## Records provided
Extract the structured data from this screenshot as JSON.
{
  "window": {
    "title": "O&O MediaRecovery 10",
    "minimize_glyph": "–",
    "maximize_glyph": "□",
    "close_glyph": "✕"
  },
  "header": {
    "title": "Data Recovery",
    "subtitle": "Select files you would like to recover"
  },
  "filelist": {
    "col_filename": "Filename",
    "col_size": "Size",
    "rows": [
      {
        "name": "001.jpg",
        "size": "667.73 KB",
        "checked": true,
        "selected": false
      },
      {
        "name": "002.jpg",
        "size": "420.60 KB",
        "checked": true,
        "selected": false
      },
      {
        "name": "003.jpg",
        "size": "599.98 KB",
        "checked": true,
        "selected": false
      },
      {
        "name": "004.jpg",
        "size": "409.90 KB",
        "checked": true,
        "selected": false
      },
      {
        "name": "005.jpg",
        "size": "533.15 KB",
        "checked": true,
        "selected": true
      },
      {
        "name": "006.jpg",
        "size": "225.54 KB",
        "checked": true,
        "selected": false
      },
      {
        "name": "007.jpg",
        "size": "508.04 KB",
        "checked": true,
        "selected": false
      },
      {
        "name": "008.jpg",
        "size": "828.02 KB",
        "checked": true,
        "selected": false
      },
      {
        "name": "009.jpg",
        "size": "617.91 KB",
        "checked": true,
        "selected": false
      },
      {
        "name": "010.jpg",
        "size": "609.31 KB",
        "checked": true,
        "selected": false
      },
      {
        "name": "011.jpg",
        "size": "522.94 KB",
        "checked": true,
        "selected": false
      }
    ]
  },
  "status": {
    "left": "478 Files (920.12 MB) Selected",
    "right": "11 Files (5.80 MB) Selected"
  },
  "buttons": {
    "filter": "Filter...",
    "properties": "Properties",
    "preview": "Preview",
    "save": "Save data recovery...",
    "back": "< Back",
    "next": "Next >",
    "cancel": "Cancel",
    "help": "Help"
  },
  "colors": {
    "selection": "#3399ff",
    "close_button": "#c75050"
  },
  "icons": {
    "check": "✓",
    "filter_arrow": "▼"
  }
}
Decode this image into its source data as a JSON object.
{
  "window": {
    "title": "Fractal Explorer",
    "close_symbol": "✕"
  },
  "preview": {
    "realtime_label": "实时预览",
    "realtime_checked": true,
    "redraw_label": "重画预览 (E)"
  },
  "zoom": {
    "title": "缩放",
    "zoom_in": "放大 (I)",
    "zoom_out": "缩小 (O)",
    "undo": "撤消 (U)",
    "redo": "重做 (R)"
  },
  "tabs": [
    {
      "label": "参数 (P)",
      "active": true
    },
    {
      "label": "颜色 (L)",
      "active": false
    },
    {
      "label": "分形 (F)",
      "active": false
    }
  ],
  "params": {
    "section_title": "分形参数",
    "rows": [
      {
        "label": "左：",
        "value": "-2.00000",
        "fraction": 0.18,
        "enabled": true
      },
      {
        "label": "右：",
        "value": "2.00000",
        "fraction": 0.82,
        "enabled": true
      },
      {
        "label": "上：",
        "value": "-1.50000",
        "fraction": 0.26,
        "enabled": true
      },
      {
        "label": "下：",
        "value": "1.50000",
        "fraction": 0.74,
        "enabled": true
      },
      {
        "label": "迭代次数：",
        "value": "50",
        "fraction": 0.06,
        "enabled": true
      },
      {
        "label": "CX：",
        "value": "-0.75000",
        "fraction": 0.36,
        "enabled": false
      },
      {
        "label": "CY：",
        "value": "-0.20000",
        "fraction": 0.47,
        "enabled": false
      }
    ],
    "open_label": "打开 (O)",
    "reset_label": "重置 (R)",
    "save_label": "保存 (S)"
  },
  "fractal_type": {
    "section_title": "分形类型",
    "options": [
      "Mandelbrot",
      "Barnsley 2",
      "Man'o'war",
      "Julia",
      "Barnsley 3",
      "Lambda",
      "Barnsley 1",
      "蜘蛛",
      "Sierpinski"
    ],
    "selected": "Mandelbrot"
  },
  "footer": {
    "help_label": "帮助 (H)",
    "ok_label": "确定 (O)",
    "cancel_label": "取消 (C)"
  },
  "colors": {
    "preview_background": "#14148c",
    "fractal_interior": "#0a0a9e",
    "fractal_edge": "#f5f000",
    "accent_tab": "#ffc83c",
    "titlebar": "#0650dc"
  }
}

## Short problem
Extract all of the data above and output it character for character.

## Task result
Extract the structured data from this screenshot as JSON.
{
  "window": {
    "title": "O&O MediaRecovery 10",
    "minimize_glyph": "–",
    "maximize_glyph": "□",
    "close_glyph": "✕"
  },
  "header": {
    "title": "Data Recovery",
    "subtitle": "Select files you would like to recover"
  },
  "filelist": {
    "col_filename": "Filename",
    "col_size": "Size",
    "rows": [
      {
        "name": "001.jpg",
        "size": "667.73 KB",
        "checked": true,
        "selected": false
      },
      {
        "name": "002.jpg",
        "size": "420.60 KB",
        "checked": true,
        "selected": false
      },
      {
        "name": "003.jpg",
        "size": "599.98 KB",
        "checked": true,
        "selected": false
      },
      {
        "name": "004.jpg",
        "size": "409.90 KB",
        "checked": true,
        "selected": false
      },
      {
        "name": "005.jpg",
        "size": "533.15 KB",
        "checked": true,
        "selected": true
      },
      {
        "name": "006.jpg",
        "size": "225.54 KB",
        "checked": true,
        "selected": false
      },
      {
        "name": "007.jpg",
        "size": "508.04 KB",
        "checked": true,
        "selected": false
      },
      {
        "name": "008.jpg",
        "size": "828.02 KB",
        "checked": true,
        "selected": false
      },
      {
        "name": "009.jpg",
        "size": "617.91 KB",
        "checked": true,
        "selected": false
      },
      {
        "name": "010.jpg",
        "size": "609.31 KB",
        "checked": true,
        "selected": false
      },
      {
        "name": "011.jpg",
        "size": "522.94 KB",
        "checked": true,
        "selected": false
      }
    ]
  },
  "status": {
    "left": "478 Files (920.12 MB) Selected",
    "right": "11 Files (5.80 MB) Selected"
  },
  "buttons": {
    "filter": "Filter...",
    "properties": "Properties",
    "preview": "Preview",
    "save": "Save data recovery...",
    "back": "< Back",
    "next": "Next >",
    "cancel": "Cancel",
    "help": "Help"
  },
  "colors": {
    "selection": "#3399ff",
    "close_button": "#c75050"
  },
  "icons": {
    "check": "✓",
    "filter_arrow": "▼"
  }
}
Decode this image into its source data as a JSON object.
{
  "window": {
    "title": "Fractal Explorer",
    "close_symbol": "✕"
  },
  "preview": {
    "realtime_label": "实时预览",
    "realtime_checked": true,
    "redraw_label": "重画预览 (E)"
  },
  "zoom": {
    "title": "缩放",
    "zoom_in": "放大 (I)",
    "zoom_out": "缩小 (O)",
    "undo": "撤消 (U)",
    "redo": "重做 (R)"
  },
  "tabs": [
    {
      "label": "参数 (P)",
      "active": true
    },
    {
      "label": "颜色 (L)",
      "active": false
    },
    {
      "label": "分形 (F)",
      "active": false
    }
  ],
  "params": {
    "section_title": "分形参数",
    "rows": [
      {
        "label": "左：",
        "value": "-2.00000",
        "fraction": 0.18,
        "enabled": true
      },
      {
        "label": "右：",
        "value": "2.00000",
        "fraction": 0.82,
        "enabled": true
      },
      {
        "label": "上：",
        "value": "-1.50000",
        "fraction": 0.26,
        "enabled": true
      },
      {
        "label": "下：",
        "value": "1.50000",
        "fraction": 0.74,
        "enabled": true
      },
      {
        "label": "迭代次数：",
        "value": "50",
        "fraction": 0.06,
        "enabled": true
      },
      {
        "label": "CX：",
        "value": "-0.75000",
        "fraction": 0.36,
        "enabled": false
      },
      {
        "label": "CY：",
        "value": "-0.20000",
        "fraction": 0.47,
        "enabled": false
      }
    ],
    "open_label": "打开 (O)",
    "reset_label": "重置 (R)",
    "save_label": "保存 (S)"
  },
  "fractal_type": {
    "section_title": "分形类型",
    "options": [
      "Mandelbrot",
      "Barnsley 2",
      "Man'o'war",
      "Julia",
      "Barnsley 3",
      "Lambda",
      "Barnsley 1",
      "蜘蛛",
      "Sierpinski"
    ],
    "selected": "Mandelbrot"
  },
  "footer": {
    "help_label": "帮助 (H)",
    "ok_label": "确定 (O)",
    "cancel_label": "取消 (C)"
  },
  "colors": {
    "preview_background": "#14148c",
    "fractal_interior": "#0a0a9e",
    "fractal_edge": "#f5f000",
    "accent_tab": "#ffc83c",
    "titlebar": "#0650dc"
  }
}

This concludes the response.